- **GIVEN REQUEST**: Everything in the data should be repeated exactly, save for the images.

- **PROVIDED MATERIAL**:
● ● ● ● ● ● ●
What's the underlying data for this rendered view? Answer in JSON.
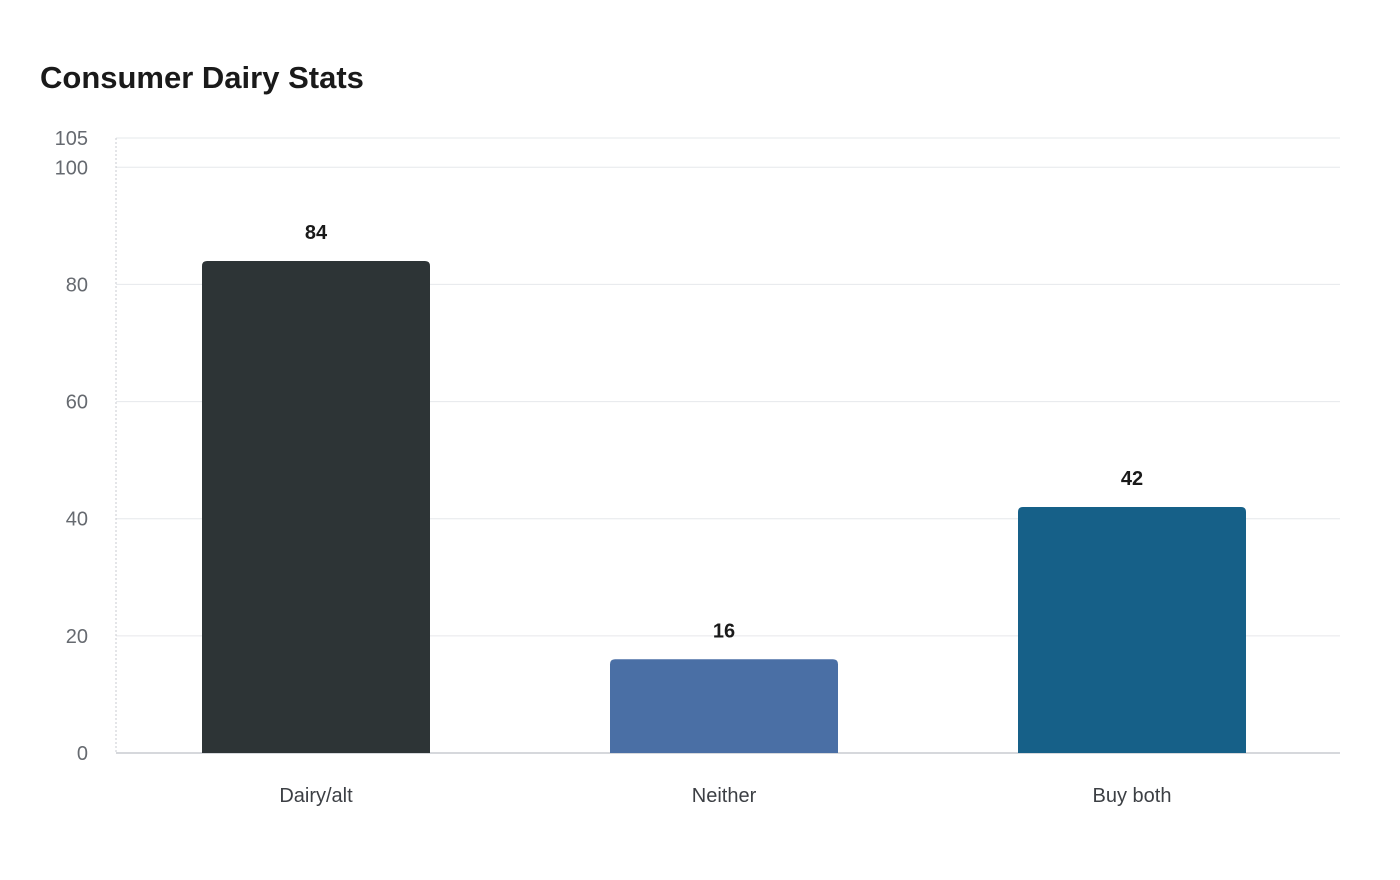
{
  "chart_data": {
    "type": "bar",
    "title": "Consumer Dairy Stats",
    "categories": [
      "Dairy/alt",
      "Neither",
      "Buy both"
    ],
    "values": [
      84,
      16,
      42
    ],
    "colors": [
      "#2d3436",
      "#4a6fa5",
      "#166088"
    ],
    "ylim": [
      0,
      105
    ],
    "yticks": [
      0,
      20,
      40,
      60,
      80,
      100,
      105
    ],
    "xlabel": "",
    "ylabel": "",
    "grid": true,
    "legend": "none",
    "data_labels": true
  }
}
● ● ● ● ● ● ●
- **ANSWER TO THE TASK**:
What's the underlying data for this rendered view? Answer in JSON.
{
  "chart_data": {
    "type": "bar",
    "title": "Consumer Dairy Stats",
    "categories": [
      "Dairy/alt",
      "Neither",
      "Buy both"
    ],
    "values": [
      84,
      16,
      42
    ],
    "colors": [
      "#2d3436",
      "#4a6fa5",
      "#166088"
    ],
    "ylim": [
      0,
      105
    ],
    "yticks": [
      0,
      20,
      40,
      60,
      80,
      100,
      105
    ],
    "xlabel": "",
    "ylabel": "",
    "grid": true,
    "legend": "none",
    "data_labels": true
  }
}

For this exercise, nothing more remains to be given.